Problem details: For the material that follows, list every line containing the word "juni".

Task inputs:
______

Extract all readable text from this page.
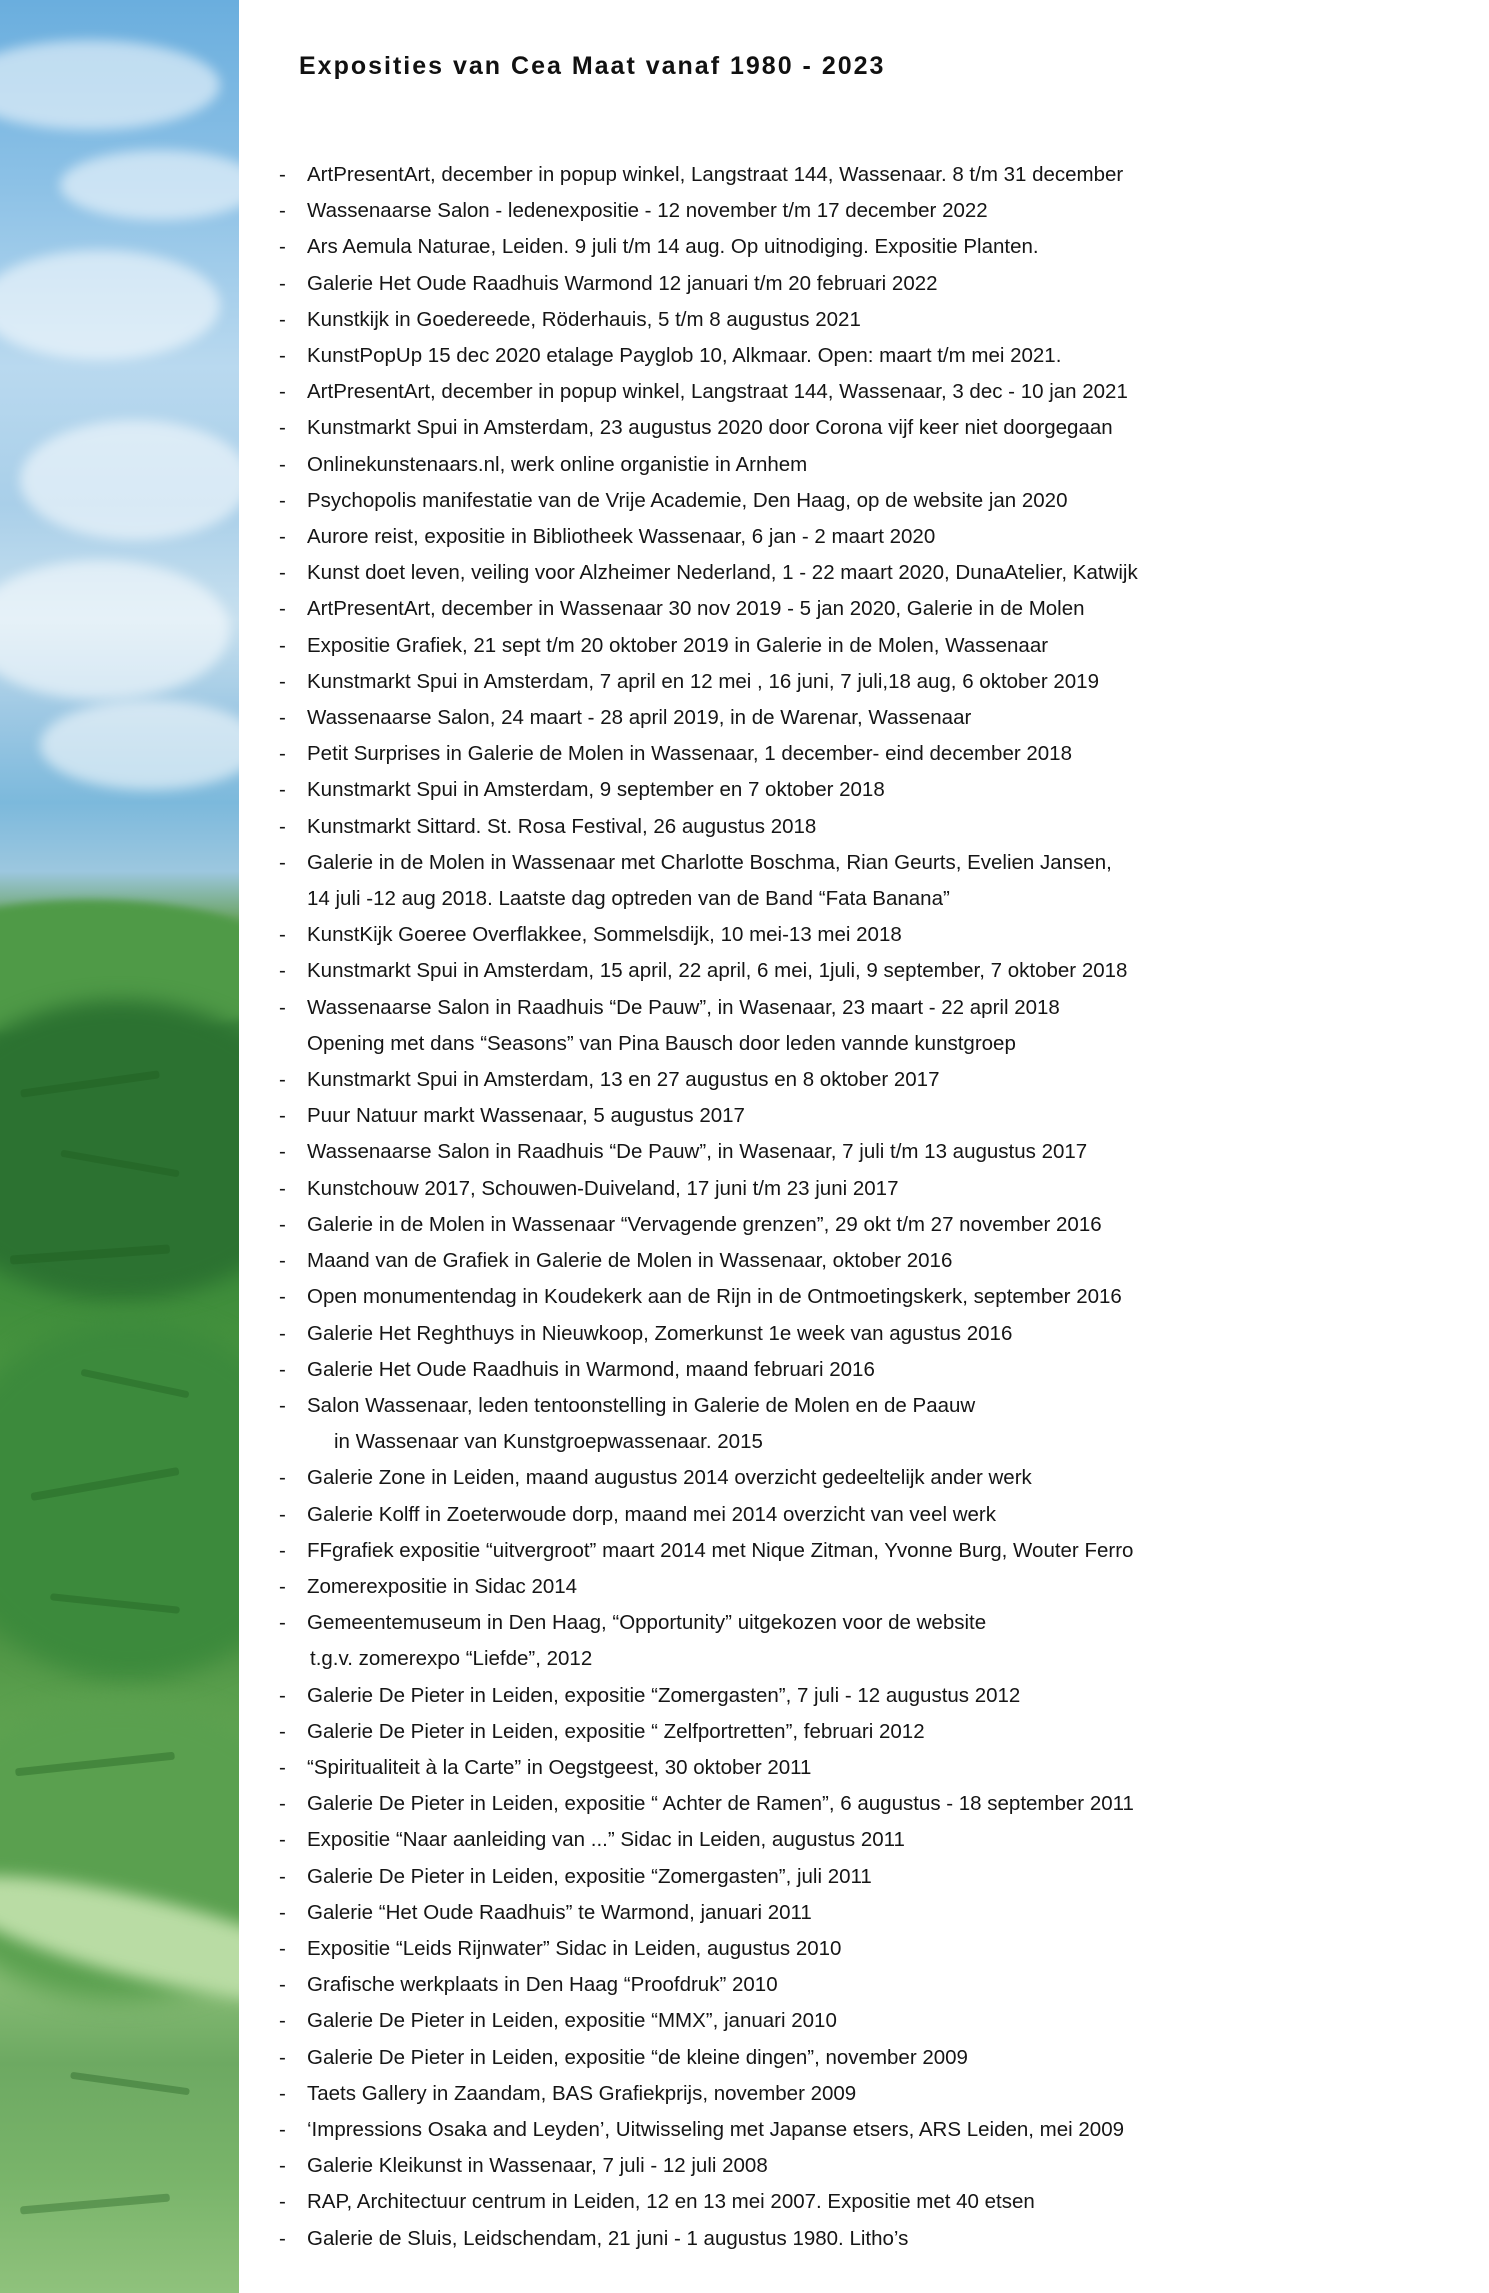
Exposities van Cea Maat vanaf 1980 - 2023
- ArtPresentArt, december in popup winkel, Langstraat 144, Wassenaar. 8 t/m 31 december
- Wassenaarse Salon - ledenexpositie - 12 november t/m 17 december 2022
- Ars Aemula Naturae, Leiden. 9 juli t/m 14 aug. Op uitnodiging. Expositie Planten.
- Galerie Het Oude Raadhuis Warmond 12 januari t/m 20 februari 2022
- Kunstkijk in Goedereede, Röderhauis, 5 t/m 8 augustus 2021
- KunstPopUp 15 dec 2020 etalage Payglob 10, Alkmaar. Open: maart t/m mei 2021.
- ArtPresentArt, december in popup winkel, Langstraat 144, Wassenaar, 3 dec - 10 jan 2021
- Kunstmarkt Spui in Amsterdam, 23 augustus 2020 door Corona vijf keer niet doorgegaan
- Onlinekunstenaars.nl, werk online organistie in Arnhem
- Psychopolis manifestatie van de Vrije Academie, Den Haag, op de website jan 2020
- Aurore reist, expositie in Bibliotheek Wassenaar, 6 jan - 2 maart 2020
- Kunst doet leven, veiling voor Alzheimer Nederland, 1 - 22 maart 2020, DunaAtelier, Katwijk
- ArtPresentArt, december in Wassenaar 30 nov 2019 - 5 jan 2020, Galerie in de Molen
- Expositie Grafiek, 21 sept t/m 20 oktober 2019 in Galerie in de Molen, Wassenaar
- Kunstmarkt Spui in Amsterdam, 7 april en 12 mei , 16 juni, 7 juli,18 aug, 6 oktober 2019
- Wassenaarse Salon, 24 maart - 28 april 2019, in de Warenar, Wassenaar
- Petit Surprises in Galerie de Molen in Wassenaar, 1 december- eind december 2018
- Kunstmarkt Spui in Amsterdam, 9 september en 7 oktober 2018
- Kunstmarkt Sittard. St. Rosa Festival, 26 augustus 2018
- Galerie in de Molen in Wassenaar met Charlotte Boschma, Rian Geurts, Evelien Jansen,
14 juli -12 aug 2018. Laatste dag optreden van de Band “Fata Banana”
- KunstKijk Goeree Overflakkee, Sommelsdijk, 10 mei-13 mei 2018
- Kunstmarkt Spui in Amsterdam, 15 april, 22 april, 6 mei, 1juli, 9 september, 7 oktober 2018
- Wassenaarse Salon in Raadhuis “De Pauw”, in Wasenaar, 23 maart - 22 april 2018
Opening met dans “Seasons” van Pina Bausch door leden vannde kunstgroep
- Kunstmarkt Spui in Amsterdam, 13 en 27 augustus en 8 oktober 2017
- Puur Natuur markt Wassenaar, 5 augustus 2017
- Wassenaarse Salon in Raadhuis “De Pauw”, in Wasenaar, 7 juli t/m 13 augustus 2017
- Kunstchouw 2017, Schouwen-Duiveland, 17 juni t/m 23 juni 2017
- Galerie in de Molen in Wassenaar “Vervagende grenzen”, 29 okt t/m 27 november 2016
- Maand van de Grafiek in Galerie de Molen in Wassenaar, oktober 2016
- Open monumentendag in Koudekerk aan de Rijn in de Ontmoetingskerk, september 2016
- Galerie Het Reghthuys in Nieuwkoop, Zomerkunst 1e week van agustus 2016
- Galerie Het Oude Raadhuis in Warmond, maand februari 2016
- Salon Wassenaar, leden tentoonstelling in Galerie de Molen en de Paauw
in Wassenaar van Kunstgroepwassenaar. 2015
- Galerie Zone in Leiden, maand augustus 2014 overzicht gedeeltelijk ander werk
- Galerie Kolff in Zoeterwoude dorp, maand mei 2014 overzicht van veel werk
- FFgrafiek expositie “uitvergroot” maart 2014 met Nique Zitman, Yvonne Burg, Wouter Ferro
- Zomerexpositie in Sidac 2014
- Gemeentemuseum in Den Haag, “Opportunity” uitgekozen voor de website
t.g.v. zomerexpo “Liefde”, 2012
- Galerie De Pieter in Leiden, expositie “Zomergasten”, 7 juli - 12 augustus 2012
- Galerie De Pieter in Leiden, expositie “ Zelfportretten”, februari 2012
- “Spiritualiteit à la Carte” in Oegstgeest, 30 oktober 2011
- Galerie De Pieter in Leiden, expositie “ Achter de Ramen”, 6 augustus - 18 september 2011
- Expositie “Naar aanleiding van ...” Sidac in Leiden, augustus 2011
- Galerie De Pieter in Leiden, expositie “Zomergasten”, juli 2011
- Galerie “Het Oude Raadhuis” te Warmond, januari 2011
- Expositie “Leids Rijnwater” Sidac in Leiden, augustus 2010
- Grafische werkplaats in Den Haag “Proofdruk” 2010
- Galerie De Pieter in Leiden, expositie “MMX”, januari 2010
- Galerie De Pieter in Leiden, expositie “de kleine dingen”, november 2009
- Taets Gallery in Zaandam, BAS Grafiekprijs, november 2009
- ‘Impressions Osaka and Leyden’, Uitwisseling met Japanse etsers, ARS Leiden, mei 2009
- Galerie Kleikunst in Wassenaar, 7 juli - 12 juli 2008
- RAP, Architectuur centrum in Leiden, 12 en 13 mei 2007. Expositie met 40 etsen
- Galerie de Sluis, Leidschendam, 21 juni - 1 augustus 1980. Litho’s
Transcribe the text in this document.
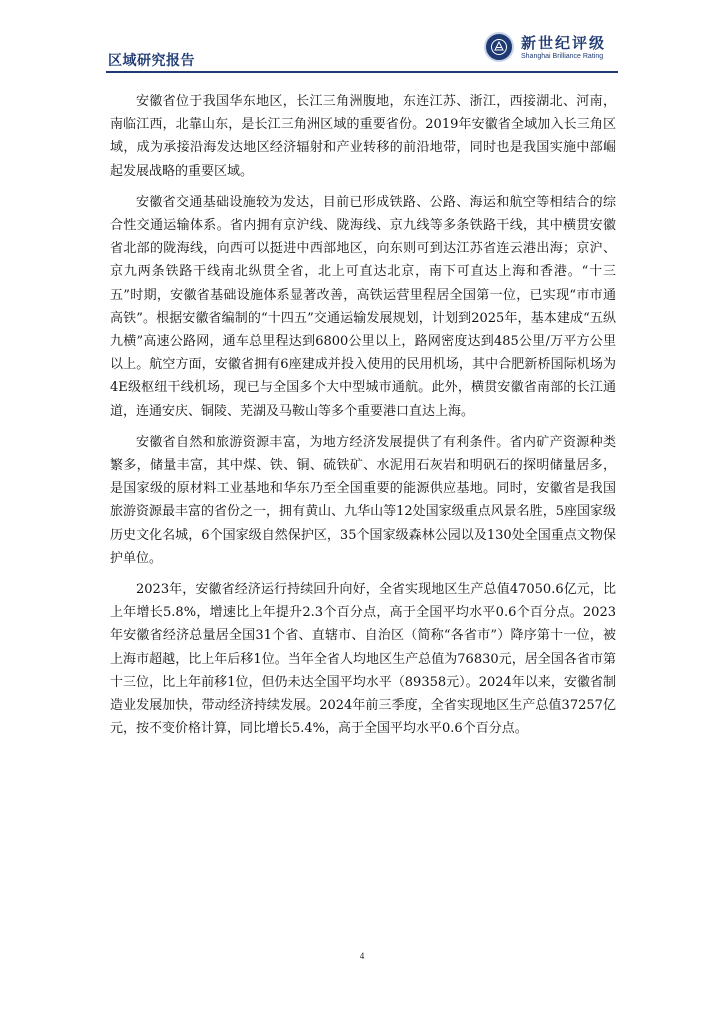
区域研究报告
新世纪评级
Shanghai Brilliance Rating

安徽省位于我国华东地区，长江三角洲腹地，东连江苏、浙江，西接湖北、河南，南临江西，北靠山东，是长江三角洲区域的重要省份。2019年安徽省全域加入长三角区域，成为承接沿海发达地区经济辐射和产业转移的前沿地带，同时也是我国实施中部崛起发展战略的重要区域。

安徽省交通基础设施较为发达，目前已形成铁路、公路、海运和航空等相结合的综合性交通运输体系。省内拥有京沪线、陇海线、京九线等多条铁路干线，其中横贯安徽省北部的陇海线，向西可以挺进中西部地区，向东则可到达江苏省连云港出海；京沪、京九两条铁路干线南北纵贯全省，北上可直达北京，南下可直达上海和香港。“十三五”时期，安徽省基础设施体系显著改善，高铁运营里程居全国第一位，已实现“市市通高铁”。根据安徽省编制的“十四五”交通运输发展规划，计划到2025年，基本建成“五纵九横”高速公路网，通车总里程达到6800公里以上，路网密度达到485公里/万平方公里以上。航空方面，安徽省拥有6座建成并投入使用的民用机场，其中合肥新桥国际机场为4E级枢纽干线机场，现已与全国多个大中型城市通航。此外，横贯安徽省南部的长江通道，连通安庆、铜陵、芜湖及马鞍山等多个重要港口直达上海。

安徽省自然和旅游资源丰富，为地方经济发展提供了有利条件。省内矿产资源种类繁多，储量丰富，其中煤、铁、铜、硫铁矿、水泥用石灰岩和明矾石的探明储量居多，是国家级的原材料工业基地和华东乃至全国重要的能源供应基地。同时，安徽省是我国旅游资源最丰富的省份之一，拥有黄山、九华山等12处国家级重点风景名胜，5座国家级历史文化名城，6个国家级自然保护区，35个国家级森林公园以及130处全国重点文物保护单位。

2023年，安徽省经济运行持续回升向好，全省实现地区生产总值47050.6亿元，比上年增长5.8%，增速比上年提升2.3个百分点，高于全国平均水平0.6个百分点。2023年安徽省经济总量居全国31个省、直辖市、自治区（简称“各省市”）降序第十一位，被上海市超越，比上年后移1位。当年全省人均地区生产总值为76830元，居全国各省市第十三位，比上年前移1位，但仍未达全国平均水平（89358元）。2024年以来，安徽省制造业发展加快，带动经济持续发展。2024年前三季度，全省实现地区生产总值37257亿元，按不变价格计算，同比增长5.4%，高于全国平均水平0.6个百分点。

4
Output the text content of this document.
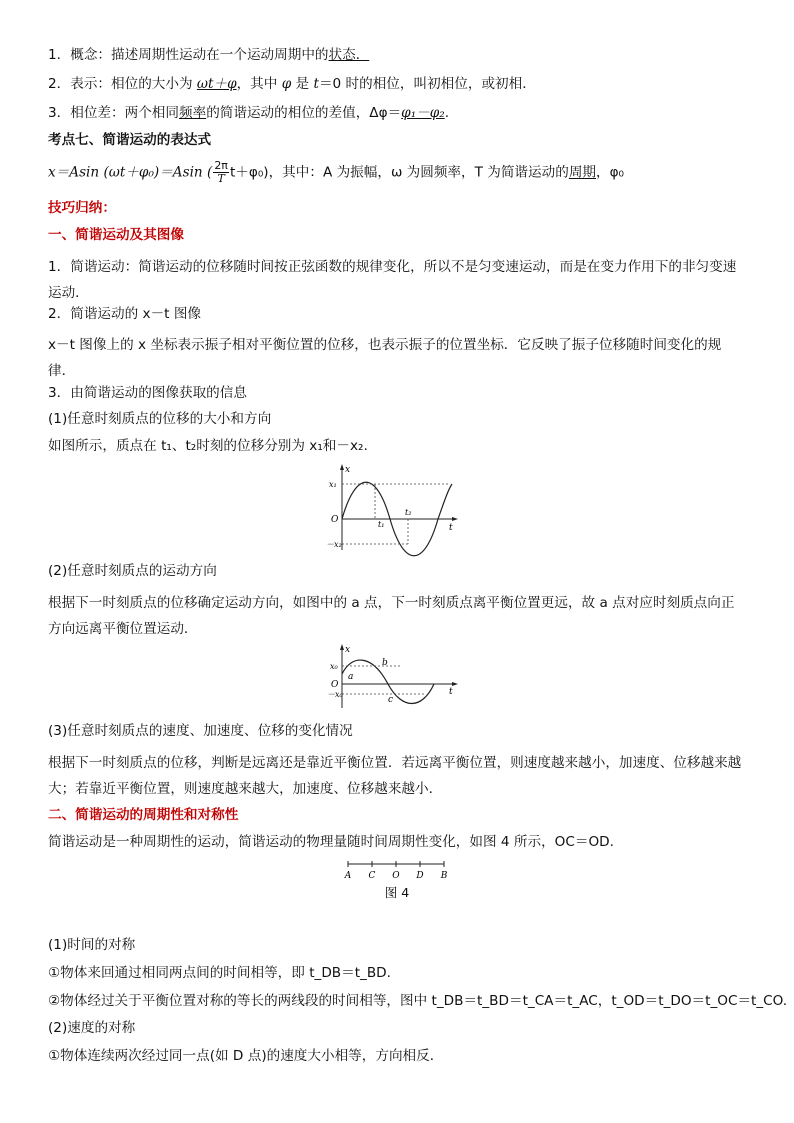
1．概念：描述周期性运动在一个运动周期中的状态．
2．表示：相位的大小为 ωt＋φ，其中 φ 是 t＝0 时的相位，叫初相位，或初相．
3．相位差：两个相同频率的简谐运动的相位的差值，Δφ＝φ₁－φ₂.
考点七、简谐运动的表达式
x＝Asin (ωt＋φ₀)＝Asin ( $\frac{2\pi}{T} t+\varphi_0$)，其中：A 为振幅，ω 为圆频率，T 为简谐运动的周期，φ₀
技巧归纳：
一、简谐运动及其图像
1．简谐运动：简谐运动的位移随时间按正弦函数的规律变化，所以不是匀变速运动，而是在变力作用下的非匀变速运动．
2．简谐运动的 x－t 图像
x－t 图像上的 x 坐标表示振子相对平衡位置的位移，也表示振子的位置坐标．它反映了振子位移随时间变化的规律．
3．由简谐运动的图像获取的信息
(1)任意时刻质点的位移的大小和方向
如图所示，质点在 t₁、t₂时刻的位移分别为 x₁和－x₂.
x
t
O
x₁
－x₂
t₁
t₂
(2)任意时刻质点的运动方向
根据下一时刻质点的位移确定运动方向，如图中的 a 点，下一时刻质点离平衡位置更远，故 a 点对应时刻质点向正方向远离平衡位置运动．
x
t
O
x₀
－x₀
a
b
c
(3)任意时刻质点的速度、加速度、位移的变化情况
根据下一时刻质点的位移，判断是远离还是靠近平衡位置．若远离平衡位置，则速度越来越小，加速度、位移越来越大；若靠近平衡位置，则速度越来越大，加速度、位移越来越小．
二、简谐运动的周期性和对称性
简谐运动是一种周期性的运动，简谐运动的物理量随时间周期性变化，如图 4 所示，OC＝OD.
A C O D B
图 4
(1)时间的对称
①物体来回通过相同两点间的时间相等，即 t_DB＝t_BD.
②物体经过关于平衡位置对称的等长的两线段的时间相等，图中 t_DB＝t_BD＝t_CA＝t_AC，t_OD＝t_DO＝t_OC＝t_CO.
(2)速度的对称
①物体连续两次经过同一点(如 D 点)的速度大小相等，方向相反．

______

Solution below:
- Kunstmarkt Spui in Amsterdam, 7 april en 12 mei , 16 juni, 7 juli,18 aug, 6 oktober 2019
- Kunstchouw 2017, Schouwen-Duiveland, 17 juni t/m 23 juni 2017
- Galerie de Sluis, Leidschendam, 21 juni - 1 augustus 1980. Litho’s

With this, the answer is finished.